## What the task requires
Output all of the data below exactly as given.

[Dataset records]
--------------------------------------------------
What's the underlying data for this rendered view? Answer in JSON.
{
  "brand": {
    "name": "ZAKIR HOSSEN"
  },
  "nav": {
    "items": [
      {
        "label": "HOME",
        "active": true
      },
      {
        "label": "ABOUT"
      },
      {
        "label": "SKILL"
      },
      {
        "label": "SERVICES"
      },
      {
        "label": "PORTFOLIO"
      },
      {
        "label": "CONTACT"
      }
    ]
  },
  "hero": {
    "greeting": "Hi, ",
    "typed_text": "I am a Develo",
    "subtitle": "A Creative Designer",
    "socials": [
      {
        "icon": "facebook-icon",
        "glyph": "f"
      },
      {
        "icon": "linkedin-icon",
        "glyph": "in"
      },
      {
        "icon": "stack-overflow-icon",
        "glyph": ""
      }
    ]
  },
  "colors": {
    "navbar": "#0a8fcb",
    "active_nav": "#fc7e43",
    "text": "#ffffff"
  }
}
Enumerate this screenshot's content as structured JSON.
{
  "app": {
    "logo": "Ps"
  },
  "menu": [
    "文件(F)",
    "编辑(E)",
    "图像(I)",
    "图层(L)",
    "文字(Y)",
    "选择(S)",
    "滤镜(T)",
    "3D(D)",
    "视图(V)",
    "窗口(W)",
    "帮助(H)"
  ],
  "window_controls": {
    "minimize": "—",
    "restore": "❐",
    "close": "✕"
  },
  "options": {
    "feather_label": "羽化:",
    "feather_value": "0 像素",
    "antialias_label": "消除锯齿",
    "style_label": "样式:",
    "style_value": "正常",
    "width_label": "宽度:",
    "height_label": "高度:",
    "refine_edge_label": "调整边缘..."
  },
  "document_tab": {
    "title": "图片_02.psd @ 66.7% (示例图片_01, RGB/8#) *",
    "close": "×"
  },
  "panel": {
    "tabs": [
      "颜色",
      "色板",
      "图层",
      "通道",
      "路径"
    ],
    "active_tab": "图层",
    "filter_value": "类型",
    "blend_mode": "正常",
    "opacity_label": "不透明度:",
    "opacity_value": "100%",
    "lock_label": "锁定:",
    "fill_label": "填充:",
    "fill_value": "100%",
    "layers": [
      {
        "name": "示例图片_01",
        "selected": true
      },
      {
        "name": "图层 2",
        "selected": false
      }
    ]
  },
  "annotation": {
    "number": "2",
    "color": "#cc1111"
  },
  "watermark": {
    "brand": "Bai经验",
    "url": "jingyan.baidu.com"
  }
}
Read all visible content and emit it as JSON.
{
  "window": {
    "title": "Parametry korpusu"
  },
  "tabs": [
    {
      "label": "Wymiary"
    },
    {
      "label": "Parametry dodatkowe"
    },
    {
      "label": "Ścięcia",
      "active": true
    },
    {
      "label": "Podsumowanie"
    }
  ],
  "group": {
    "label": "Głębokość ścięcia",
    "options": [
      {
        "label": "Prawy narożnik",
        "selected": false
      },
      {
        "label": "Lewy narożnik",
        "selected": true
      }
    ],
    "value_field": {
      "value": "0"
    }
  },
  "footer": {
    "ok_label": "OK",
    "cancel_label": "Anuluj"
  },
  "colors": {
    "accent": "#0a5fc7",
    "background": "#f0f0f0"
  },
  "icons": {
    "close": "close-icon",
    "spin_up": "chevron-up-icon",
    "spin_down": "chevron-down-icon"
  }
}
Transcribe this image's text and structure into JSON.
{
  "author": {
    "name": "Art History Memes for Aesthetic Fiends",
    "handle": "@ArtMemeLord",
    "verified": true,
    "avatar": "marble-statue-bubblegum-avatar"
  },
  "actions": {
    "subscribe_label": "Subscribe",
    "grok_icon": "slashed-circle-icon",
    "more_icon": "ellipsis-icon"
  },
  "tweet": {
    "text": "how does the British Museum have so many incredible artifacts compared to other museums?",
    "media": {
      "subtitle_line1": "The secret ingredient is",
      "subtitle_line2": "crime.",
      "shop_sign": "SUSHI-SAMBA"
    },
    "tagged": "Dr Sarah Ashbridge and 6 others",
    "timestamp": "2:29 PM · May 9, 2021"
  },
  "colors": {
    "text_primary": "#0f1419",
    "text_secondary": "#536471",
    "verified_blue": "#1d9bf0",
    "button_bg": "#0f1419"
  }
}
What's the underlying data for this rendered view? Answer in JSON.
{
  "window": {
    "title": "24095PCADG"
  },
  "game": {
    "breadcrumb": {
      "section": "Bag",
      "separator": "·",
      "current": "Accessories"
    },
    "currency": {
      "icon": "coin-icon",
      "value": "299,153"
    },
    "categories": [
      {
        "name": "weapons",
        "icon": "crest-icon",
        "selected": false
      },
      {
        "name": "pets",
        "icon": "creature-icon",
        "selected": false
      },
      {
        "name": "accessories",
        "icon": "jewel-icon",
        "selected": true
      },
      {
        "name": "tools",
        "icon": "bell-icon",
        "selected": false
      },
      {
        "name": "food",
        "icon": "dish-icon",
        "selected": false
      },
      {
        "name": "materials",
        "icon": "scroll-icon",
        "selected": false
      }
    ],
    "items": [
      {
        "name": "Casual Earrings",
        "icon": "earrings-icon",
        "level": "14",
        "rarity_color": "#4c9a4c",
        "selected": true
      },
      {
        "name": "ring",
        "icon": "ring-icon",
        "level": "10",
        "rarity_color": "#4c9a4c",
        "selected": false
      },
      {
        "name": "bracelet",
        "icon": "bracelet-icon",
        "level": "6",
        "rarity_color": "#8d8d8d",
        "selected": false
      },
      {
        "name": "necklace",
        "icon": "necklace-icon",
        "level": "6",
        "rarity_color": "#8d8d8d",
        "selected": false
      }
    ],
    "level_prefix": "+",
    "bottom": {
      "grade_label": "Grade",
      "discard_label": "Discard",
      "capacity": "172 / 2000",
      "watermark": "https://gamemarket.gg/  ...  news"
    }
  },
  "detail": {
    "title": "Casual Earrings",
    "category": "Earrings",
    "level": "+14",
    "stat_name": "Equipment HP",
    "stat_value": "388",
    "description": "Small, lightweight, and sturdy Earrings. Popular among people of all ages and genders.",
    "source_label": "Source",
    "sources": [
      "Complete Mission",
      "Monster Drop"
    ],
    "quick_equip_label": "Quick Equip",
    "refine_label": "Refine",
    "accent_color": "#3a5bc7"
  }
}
--------------------------------------------------
## Solution for this problem
What's the underlying data for this rendered view? Answer in JSON.
{
  "brand": {
    "name": "ZAKIR HOSSEN"
  },
  "nav": {
    "items": [
      {
        "label": "HOME",
        "active": true
      },
      {
        "label": "ABOUT"
      },
      {
        "label": "SKILL"
      },
      {
        "label": "SERVICES"
      },
      {
        "label": "PORTFOLIO"
      },
      {
        "label": "CONTACT"
      }
    ]
  },
  "hero": {
    "greeting": "Hi, ",
    "typed_text": "I am a Develo",
    "subtitle": "A Creative Designer",
    "socials": [
      {
        "icon": "facebook-icon",
        "glyph": "f"
      },
      {
        "icon": "linkedin-icon",
        "glyph": "in"
      },
      {
        "icon": "stack-overflow-icon",
        "glyph": ""
      }
    ]
  },
  "colors": {
    "navbar": "#0a8fcb",
    "active_nav": "#fc7e43",
    "text": "#ffffff"
  }
}
Enumerate this screenshot's content as structured JSON.
{
  "app": {
    "logo": "Ps"
  },
  "menu": [
    "文件(F)",
    "编辑(E)",
    "图像(I)",
    "图层(L)",
    "文字(Y)",
    "选择(S)",
    "滤镜(T)",
    "3D(D)",
    "视图(V)",
    "窗口(W)",
    "帮助(H)"
  ],
  "window_controls": {
    "minimize": "—",
    "restore": "❐",
    "close": "✕"
  },
  "options": {
    "feather_label": "羽化:",
    "feather_value": "0 像素",
    "antialias_label": "消除锯齿",
    "style_label": "样式:",
    "style_value": "正常",
    "width_label": "宽度:",
    "height_label": "高度:",
    "refine_edge_label": "调整边缘..."
  },
  "document_tab": {
    "title": "图片_02.psd @ 66.7% (示例图片_01, RGB/8#) *",
    "close": "×"
  },
  "panel": {
    "tabs": [
      "颜色",
      "色板",
      "图层",
      "通道",
      "路径"
    ],
    "active_tab": "图层",
    "filter_value": "类型",
    "blend_mode": "正常",
    "opacity_label": "不透明度:",
    "opacity_value": "100%",
    "lock_label": "锁定:",
    "fill_label": "填充:",
    "fill_value": "100%",
    "layers": [
      {
        "name": "示例图片_01",
        "selected": true
      },
      {
        "name": "图层 2",
        "selected": false
      }
    ]
  },
  "annotation": {
    "number": "2",
    "color": "#cc1111"
  },
  "watermark": {
    "brand": "Bai经验",
    "url": "jingyan.baidu.com"
  }
}
Read all visible content and emit it as JSON.
{
  "window": {
    "title": "Parametry korpusu"
  },
  "tabs": [
    {
      "label": "Wymiary"
    },
    {
      "label": "Parametry dodatkowe"
    },
    {
      "label": "Ścięcia",
      "active": true
    },
    {
      "label": "Podsumowanie"
    }
  ],
  "group": {
    "label": "Głębokość ścięcia",
    "options": [
      {
        "label": "Prawy narożnik",
        "selected": false
      },
      {
        "label": "Lewy narożnik",
        "selected": true
      }
    ],
    "value_field": {
      "value": "0"
    }
  },
  "footer": {
    "ok_label": "OK",
    "cancel_label": "Anuluj"
  },
  "colors": {
    "accent": "#0a5fc7",
    "background": "#f0f0f0"
  },
  "icons": {
    "close": "close-icon",
    "spin_up": "chevron-up-icon",
    "spin_down": "chevron-down-icon"
  }
}
Transcribe this image's text and structure into JSON.
{
  "author": {
    "name": "Art History Memes for Aesthetic Fiends",
    "handle": "@ArtMemeLord",
    "verified": true,
    "avatar": "marble-statue-bubblegum-avatar"
  },
  "actions": {
    "subscribe_label": "Subscribe",
    "grok_icon": "slashed-circle-icon",
    "more_icon": "ellipsis-icon"
  },
  "tweet": {
    "text": "how does the British Museum have so many incredible artifacts compared to other museums?",
    "media": {
      "subtitle_line1": "The secret ingredient is",
      "subtitle_line2": "crime.",
      "shop_sign": "SUSHI-SAMBA"
    },
    "tagged": "Dr Sarah Ashbridge and 6 others",
    "timestamp": "2:29 PM · May 9, 2021"
  },
  "colors": {
    "text_primary": "#0f1419",
    "text_secondary": "#536471",
    "verified_blue": "#1d9bf0",
    "button_bg": "#0f1419"
  }
}
What's the underlying data for this rendered view? Answer in JSON.
{
  "window": {
    "title": "24095PCADG"
  },
  "game": {
    "breadcrumb": {
      "section": "Bag",
      "separator": "·",
      "current": "Accessories"
    },
    "currency": {
      "icon": "coin-icon",
      "value": "299,153"
    },
    "categories": [
      {
        "name": "weapons",
        "icon": "crest-icon",
        "selected": false
      },
      {
        "name": "pets",
        "icon": "creature-icon",
        "selected": false
      },
      {
        "name": "accessories",
        "icon": "jewel-icon",
        "selected": true
      },
      {
        "name": "tools",
        "icon": "bell-icon",
        "selected": false
      },
      {
        "name": "food",
        "icon": "dish-icon",
        "selected": false
      },
      {
        "name": "materials",
        "icon": "scroll-icon",
        "selected": false
      }
    ],
    "items": [
      {
        "name": "Casual Earrings",
        "icon": "earrings-icon",
        "level": "14",
        "rarity_color": "#4c9a4c",
        "selected": true
      },
      {
        "name": "ring",
        "icon": "ring-icon",
        "level": "10",
        "rarity_color": "#4c9a4c",
        "selected": false
      },
      {
        "name": "bracelet",
        "icon": "bracelet-icon",
        "level": "6",
        "rarity_color": "#8d8d8d",
        "selected": false
      },
      {
        "name": "necklace",
        "icon": "necklace-icon",
        "level": "6",
        "rarity_color": "#8d8d8d",
        "selected": false
      }
    ],
    "level_prefix": "+",
    "bottom": {
      "grade_label": "Grade",
      "discard_label": "Discard",
      "capacity": "172 / 2000",
      "watermark": "https://gamemarket.gg/  ...  news"
    }
  },
  "detail": {
    "title": "Casual Earrings",
    "category": "Earrings",
    "level": "+14",
    "stat_name": "Equipment HP",
    "stat_value": "388",
    "description": "Small, lightweight, and sturdy Earrings. Popular among people of all ages and genders.",
    "source_label": "Source",
    "sources": [
      "Complete Mission",
      "Monster Drop"
    ],
    "quick_equip_label": "Quick Equip",
    "refine_label": "Refine",
    "accent_color": "#3a5bc7"
  }
}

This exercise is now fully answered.